═══ Input material

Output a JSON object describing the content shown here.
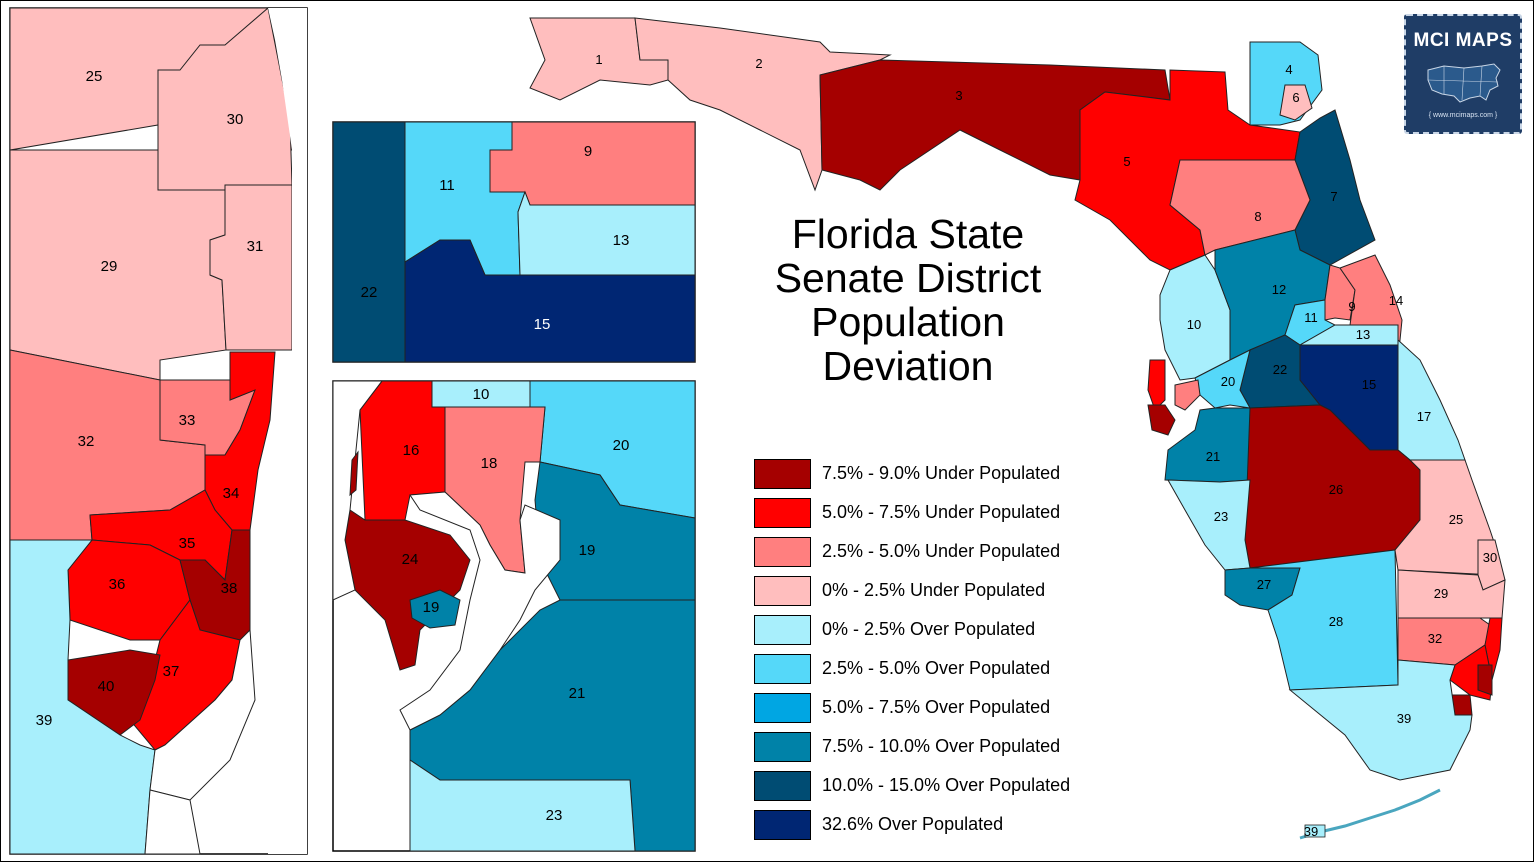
{
  "title": [
    "Florida State",
    "Senate District",
    "Population",
    "Deviation"
  ],
  "badge": {
    "name": "MCI MAPS",
    "url": "{ www.mcimaps.com }"
  },
  "legend": [
    {
      "label": "7.5% - 9.0% Under Populated",
      "color": "#a50000"
    },
    {
      "label": "5.0% - 7.5% Under Populated",
      "color": "#ff0000"
    },
    {
      "label": "2.5% - 5.0% Under Populated",
      "color": "#ff7f7f"
    },
    {
      "label": "0% - 2.5% Under Populated",
      "color": "#ffbebe"
    },
    {
      "label": "0% - 2.5% Over Populated",
      "color": "#a8effc"
    },
    {
      "label": "2.5% - 5.0% Over Populated",
      "color": "#55d8f9"
    },
    {
      "label": "5.0% - 7.5% Over Populated",
      "color": "#00a6e3"
    },
    {
      "label": "7.5% - 10.0% Over Populated",
      "color": "#0082a8"
    },
    {
      "label": "10.0% - 15.0% Over Populated",
      "color": "#004c73"
    },
    {
      "label": "32.6% Over Populated",
      "color": "#002673"
    }
  ],
  "district_labels": {
    "main": [
      "1",
      "2",
      "3",
      "4",
      "6",
      "5",
      "7",
      "8",
      "12",
      "9",
      "14",
      "10",
      "11",
      "13",
      "22",
      "15",
      "20",
      "17",
      "21",
      "26",
      "25",
      "23",
      "30",
      "27",
      "29",
      "28",
      "32",
      "39",
      "39"
    ],
    "inset_south": [
      "25",
      "30",
      "31",
      "29",
      "33",
      "32",
      "34",
      "35",
      "36",
      "38",
      "37",
      "40",
      "39"
    ],
    "inset_central": [
      "9",
      "11",
      "13",
      "22",
      "15"
    ],
    "inset_tampa": [
      "10",
      "20",
      "16",
      "18",
      "24",
      "19",
      "19",
      "21",
      "23"
    ]
  }
}
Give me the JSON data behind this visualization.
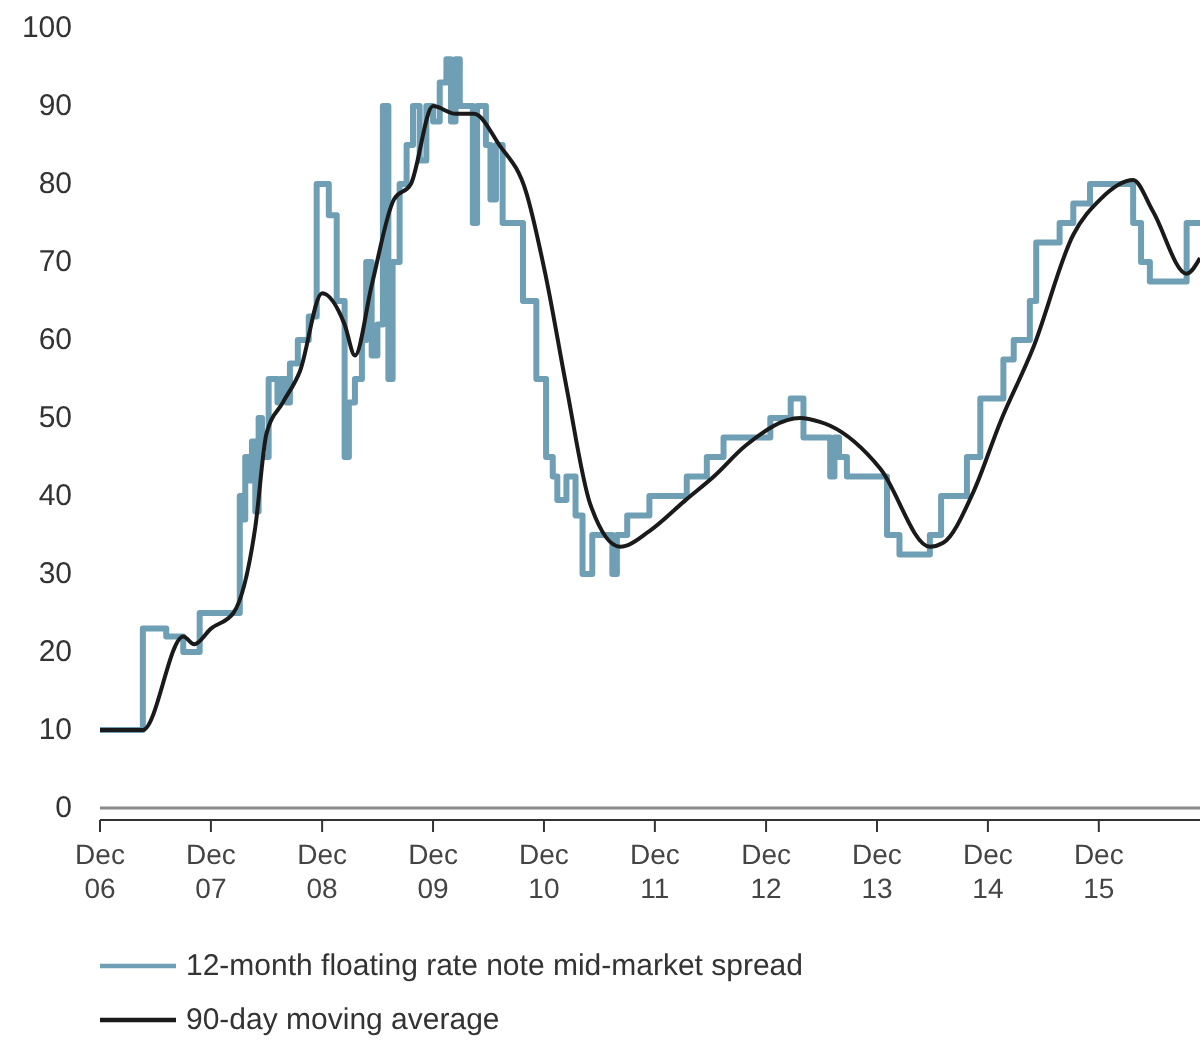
{
  "chart_data": {
    "type": "line",
    "xlim": [
      "2006-12-01",
      "2016-10-29"
    ],
    "xticks": [
      {
        "value": "2006-12-01",
        "label": "Dec 06"
      },
      {
        "value": "2007-12-01",
        "label": "Dec 07"
      },
      {
        "value": "2008-12-01",
        "label": "Dec 08"
      },
      {
        "value": "2009-12-01",
        "label": "Dec 09"
      },
      {
        "value": "2010-12-01",
        "label": "Dec 10"
      },
      {
        "value": "2011-12-01",
        "label": "Dec 11"
      },
      {
        "value": "2012-12-01",
        "label": "Dec 12"
      },
      {
        "value": "2013-12-01",
        "label": "Dec 13"
      },
      {
        "value": "2014-12-01",
        "label": "Dec 14"
      },
      {
        "value": "2015-12-01",
        "label": "Dec 15"
      }
    ],
    "ylim": [
      0,
      100
    ],
    "yticks": [
      0,
      10,
      20,
      30,
      40,
      50,
      60,
      70,
      80,
      90,
      100
    ],
    "grid": false,
    "legend": "bottom",
    "series": [
      {
        "name": "12-month floating rate note mid-market spread",
        "type": "step",
        "color": "#6f9fb4",
        "x": [
          "2006-12-01",
          "2007-04-21",
          "2007-07-07",
          "2007-09-01",
          "2007-10-25",
          "2008-03-05",
          "2008-03-12",
          "2008-03-23",
          "2008-04-03",
          "2008-04-14",
          "2008-04-25",
          "2008-05-06",
          "2008-05-17",
          "2008-06-08",
          "2008-07-07",
          "2008-07-18",
          "2008-08-06",
          "2008-08-17",
          "2008-09-12",
          "2008-10-18",
          "2008-11-13",
          "2008-12-23",
          "2009-01-18",
          "2009-02-13",
          "2009-02-27",
          "2009-03-19",
          "2009-04-11",
          "2009-04-25",
          "2009-05-13",
          "2009-06-01",
          "2009-06-19",
          "2009-07-07",
          "2009-07-21",
          "2009-08-13",
          "2009-09-05",
          "2009-09-26",
          "2009-10-18",
          "2009-11-09",
          "2009-12-01",
          "2009-12-23",
          "2010-01-14",
          "2010-01-29",
          "2010-02-13",
          "2010-02-27",
          "2010-04-11",
          "2010-04-25",
          "2010-05-24",
          "2010-06-08",
          "2010-06-26",
          "2010-07-18",
          "2010-09-23",
          "2010-11-06",
          "2010-12-08",
          "2010-12-30",
          "2011-01-14",
          "2011-02-13",
          "2011-03-15",
          "2011-04-07",
          "2011-05-09",
          "2011-07-14",
          "2011-07-29",
          "2011-09-01",
          "2011-11-13",
          "2012-03-15",
          "2012-05-20",
          "2012-07-14",
          "2012-12-15",
          "2013-02-20",
          "2013-04-03",
          "2013-06-30",
          "2013-07-14",
          "2013-07-29",
          "2013-08-24",
          "2014-01-03",
          "2014-02-13",
          "2014-05-24",
          "2014-06-30",
          "2014-09-23",
          "2014-11-06",
          "2015-01-21",
          "2015-02-24",
          "2015-04-18",
          "2015-05-09",
          "2015-07-25",
          "2015-09-08",
          "2015-11-02",
          "2016-03-23",
          "2016-04-18",
          "2016-05-17",
          "2016-09-15",
          "2016-10-29"
        ],
        "values": [
          10,
          23,
          22,
          20,
          25,
          40,
          37,
          45,
          42,
          47,
          38,
          50,
          45,
          55,
          52,
          55,
          52,
          57,
          60,
          63,
          80,
          76,
          65,
          45,
          52,
          55,
          60,
          70,
          58,
          62,
          90,
          55,
          70,
          80,
          85,
          90,
          83,
          90,
          88,
          93,
          96,
          88,
          96,
          90,
          75,
          90,
          85,
          78,
          85,
          75,
          65,
          55,
          45,
          42.5,
          39.5,
          42.5,
          37.5,
          30,
          35,
          30,
          35,
          37.5,
          40,
          42.5,
          45,
          47.5,
          50,
          52.5,
          47.5,
          42.5,
          47.5,
          45,
          42.5,
          35,
          32.5,
          35,
          40,
          45,
          52.5,
          57.5,
          60,
          65,
          72.5,
          75,
          77.5,
          80,
          75,
          70,
          67.5,
          75,
          75
        ]
      },
      {
        "name": "90-day moving average",
        "color": "#1a1a1a",
        "x": [
          "2006-12-01",
          "2007-04-21",
          "2007-09-01",
          "2007-10-07",
          "2007-12-01",
          "2008-02-13",
          "2008-04-25",
          "2008-06-01",
          "2008-07-25",
          "2008-09-19",
          "2008-12-01",
          "2009-02-13",
          "2009-03-19",
          "2009-05-13",
          "2009-07-25",
          "2009-09-19",
          "2009-12-01",
          "2010-02-13",
          "2010-04-14",
          "2010-07-07",
          "2010-10-03",
          "2010-12-08",
          "2011-02-13",
          "2011-05-02",
          "2011-08-09",
          "2011-11-13",
          "2012-03-12",
          "2012-06-12",
          "2012-09-26",
          "2013-03-23",
          "2013-05-27",
          "2013-06-30",
          "2013-12-12",
          "2014-05-24",
          "2014-07-07",
          "2014-10-14",
          "2015-01-11",
          "2015-04-29",
          "2015-09-08",
          "2015-12-05",
          "2016-03-23",
          "2016-05-27",
          "2016-09-15",
          "2016-10-29"
        ],
        "values": [
          10,
          10,
          22,
          21,
          23,
          25,
          36,
          48,
          52,
          56,
          66,
          62,
          58,
          67,
          78,
          80,
          90,
          89,
          89,
          85,
          79,
          68,
          54,
          39,
          33.5,
          35.5,
          39.5,
          42.5,
          46.5,
          50,
          49.5,
          49,
          43.5,
          33.5,
          34,
          40.5,
          49.5,
          59,
          73.5,
          78,
          80.5,
          76.5,
          68.5,
          70.5
        ]
      }
    ]
  }
}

══════

▸ Goal: In the listing above, locate each line with "Under" and copy it.

▸ Task solution:
      "label": "7.5% - 9.0% Under Populated",
      "label": "5.0% - 7.5% Under Populated",
      "label": "2.5% - 5.0% Under Populated",
      "label": "0% - 2.5% Under Populated",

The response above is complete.